* [DIRECTIVE]: Gather each line in the entries that includes the string "structured".

** START OF MATERIAL FOR THIS TASK **

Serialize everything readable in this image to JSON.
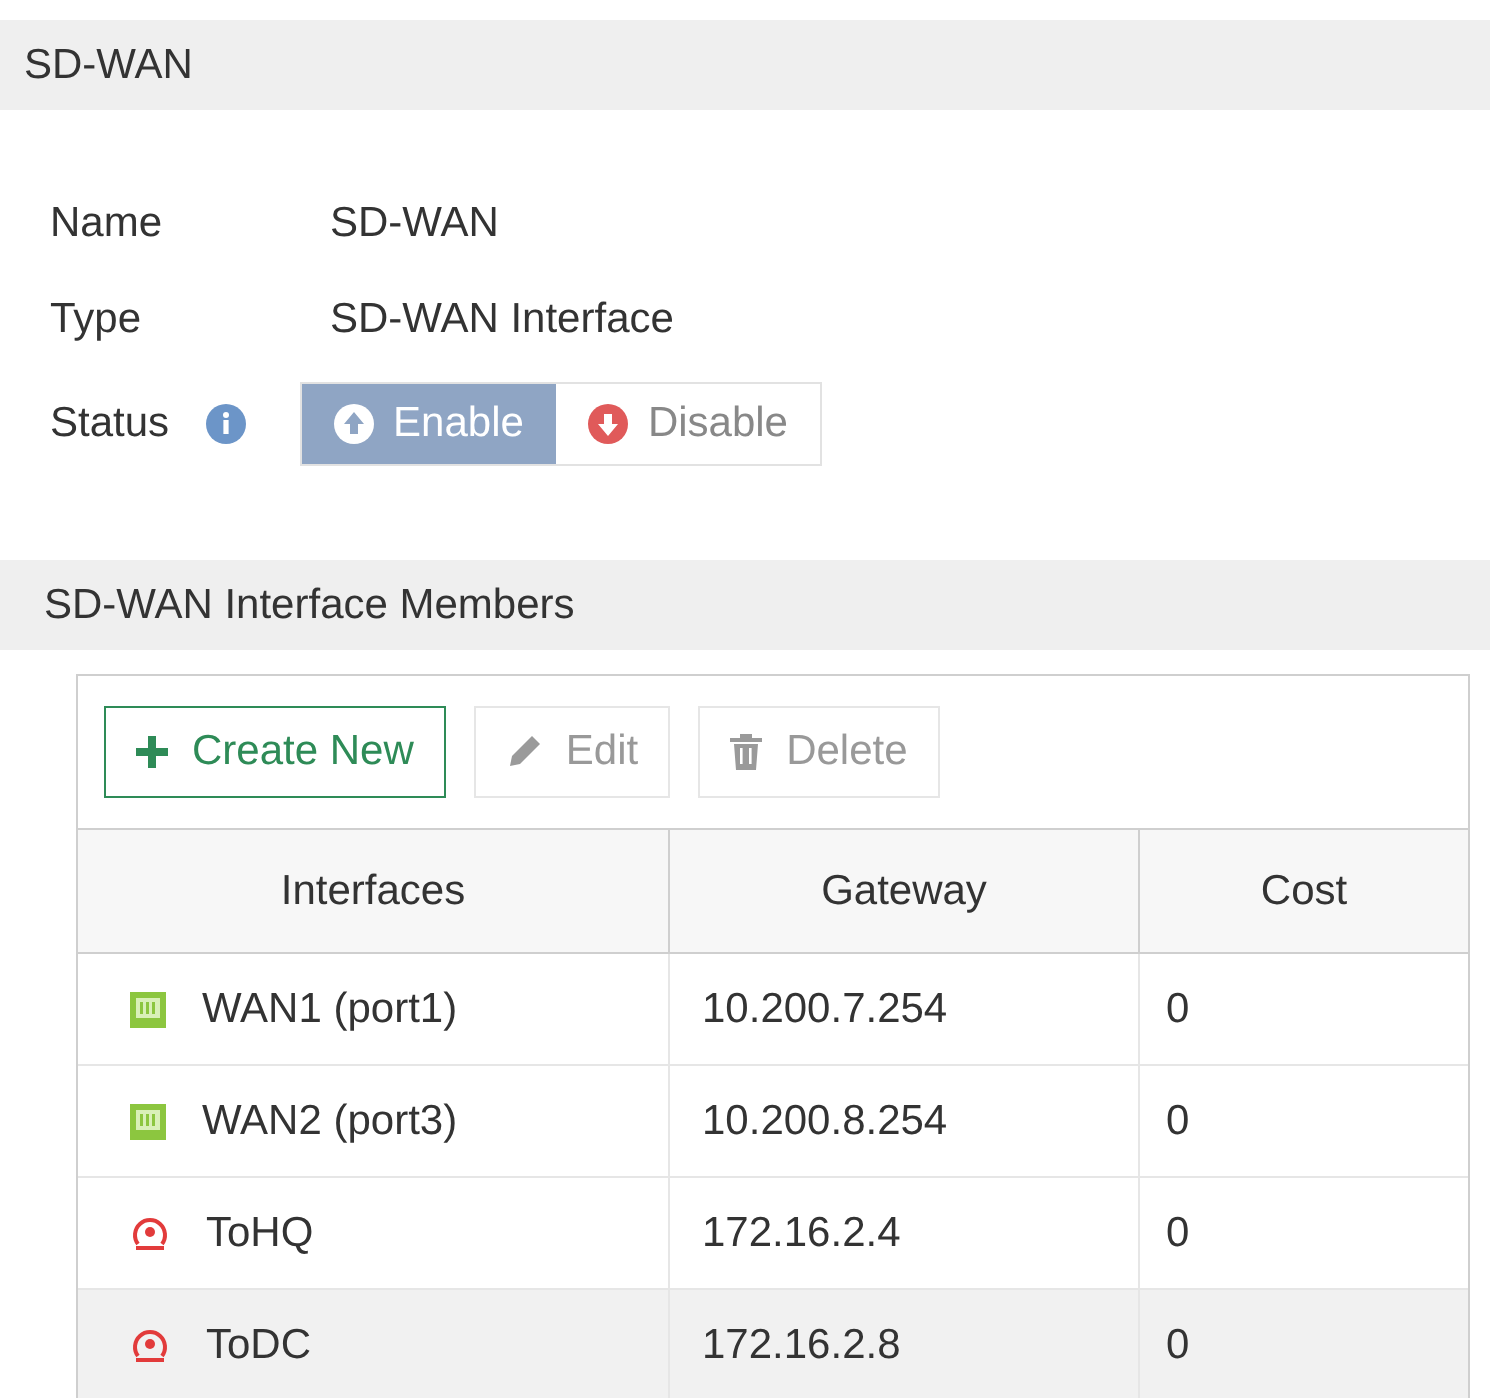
{
  "section_title": "SD-WAN",
  "fields": [
    {
      "label": "Name",
      "value": "SD-WAN"
    },
    {
      "label": "Type",
      "value": "SD-WAN Interface"
    }
  ],
  "status": {
    "label": "Status",
    "options": [
      {
        "label": "Enable",
        "kind": "up",
        "selected": true
      },
      {
        "label": "Disable",
        "kind": "down",
        "selected": false
      }
    ]
  },
  "members": {
    "title": "SD-WAN Interface Members",
    "toolbar": [
      {
        "label": "Create New",
        "kind": "create",
        "disabled": false
      },
      {
        "label": "Edit",
        "kind": "edit",
        "disabled": true
      },
      {
        "label": "Delete",
        "kind": "delete",
        "disabled": true
      }
    ],
    "columns": [
      "Interfaces",
      "Gateway",
      "Cost"
    ],
    "rows": [
      {
        "interface": "WAN1 (port1)",
        "kind": "physical",
        "gateway": "10.200.7.254",
        "cost": "0",
        "selected": false
      },
      {
        "interface": "WAN2 (port3)",
        "kind": "physical",
        "gateway": "10.200.8.254",
        "cost": "0",
        "selected": false
      },
      {
        "interface": "ToHQ",
        "kind": "tunnel",
        "gateway": "172.16.2.4",
        "cost": "0",
        "selected": false
      },
      {
        "interface": "ToDC",
        "kind": "tunnel",
        "gateway": "172.16.2.8",
        "cost": "0",
        "selected": true
      }
    ]
  }
}
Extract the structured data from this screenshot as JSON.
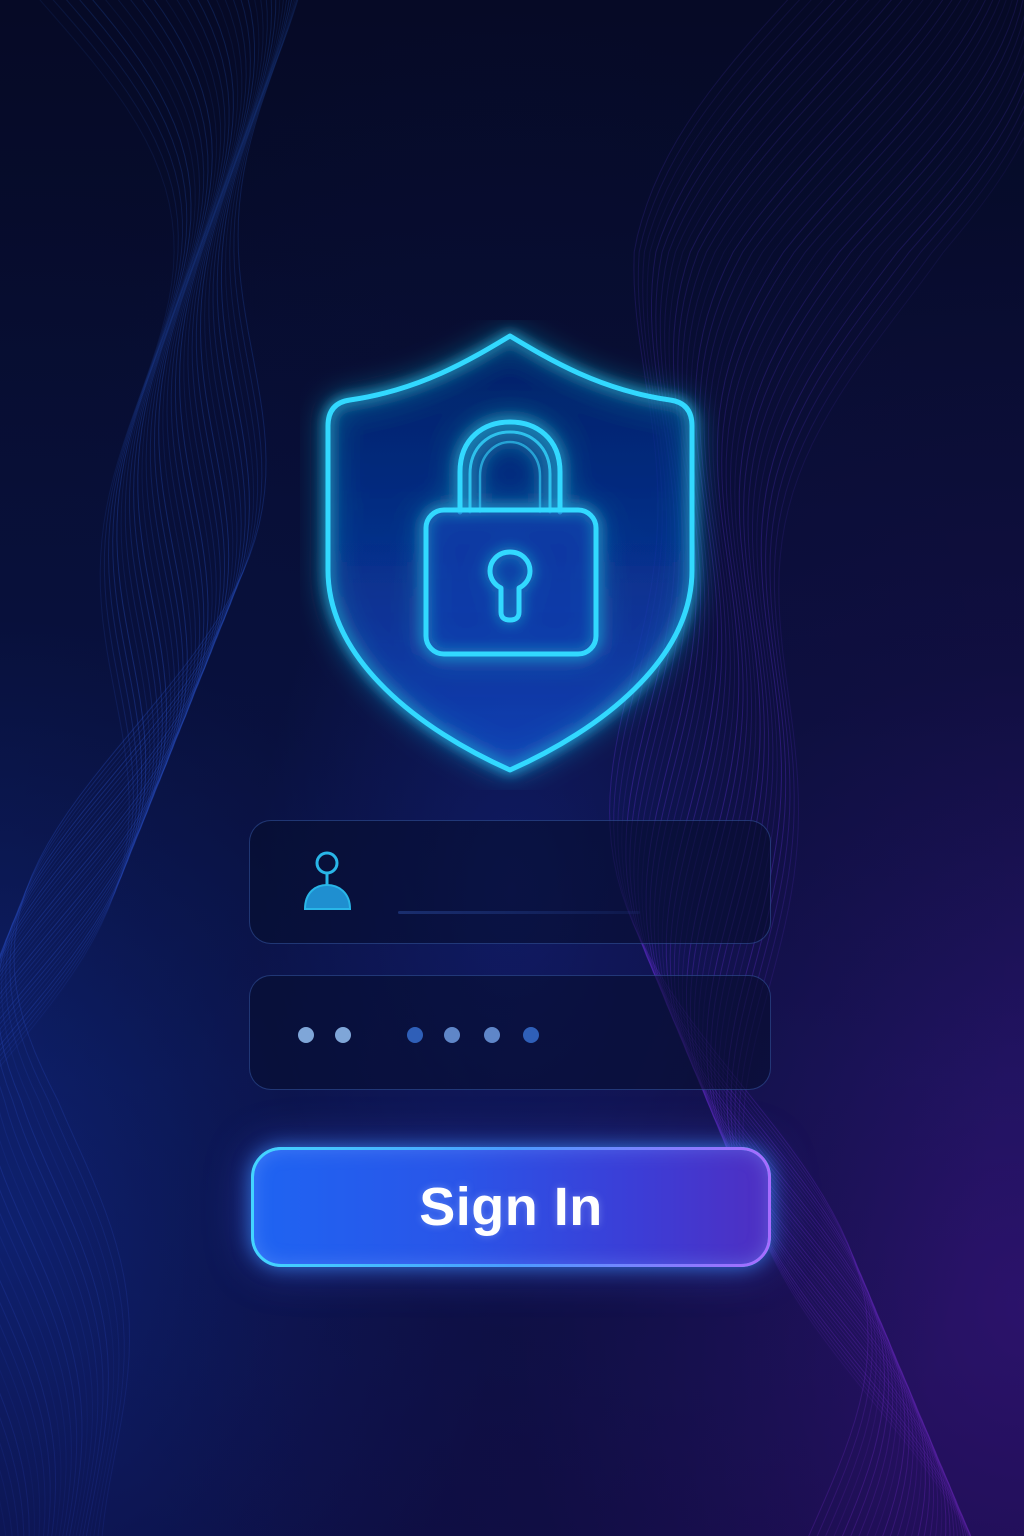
{
  "login": {
    "sign_in_label": "Sign In",
    "username_value": "",
    "password_mask_dot_count": 6
  },
  "icons": {
    "emblem": "shield-lock-icon",
    "username": "user-icon"
  },
  "colors": {
    "neon_cyan": "#33d9ff",
    "button_start": "#1f64f2",
    "button_end": "#4f2fc2",
    "background": "#070b2a",
    "field_border": "#46 6ec8",
    "dot_light": "#7fa6d8",
    "dot_dark": "#2f5fb8"
  }
}
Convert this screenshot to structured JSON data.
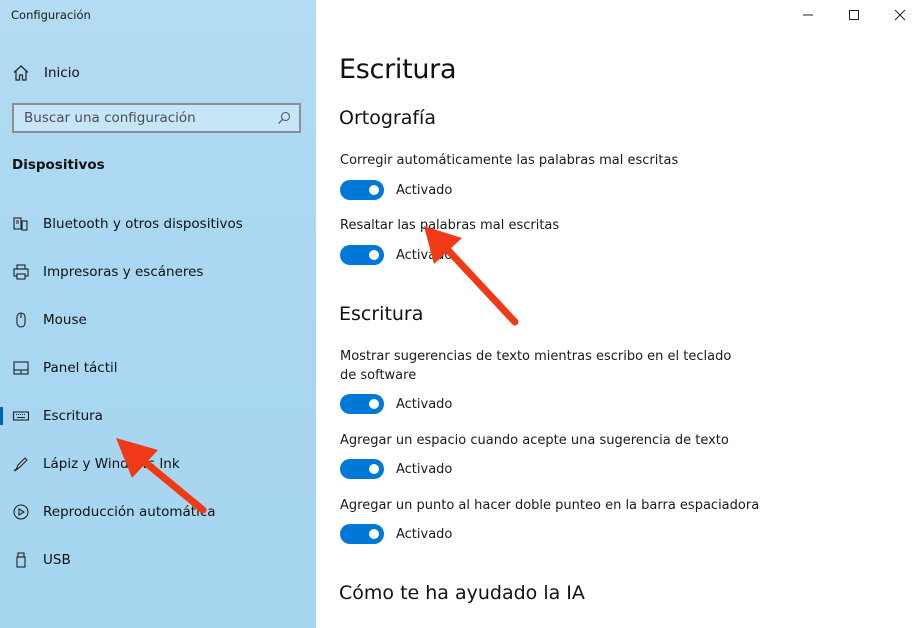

** END OF MATERIAL FOR THIS TASK **

* [RESPONSE TO THE EXERCISE]:
Extract the structured data from this screenshot as JSON.
Convert this screenshot to structured JSON data.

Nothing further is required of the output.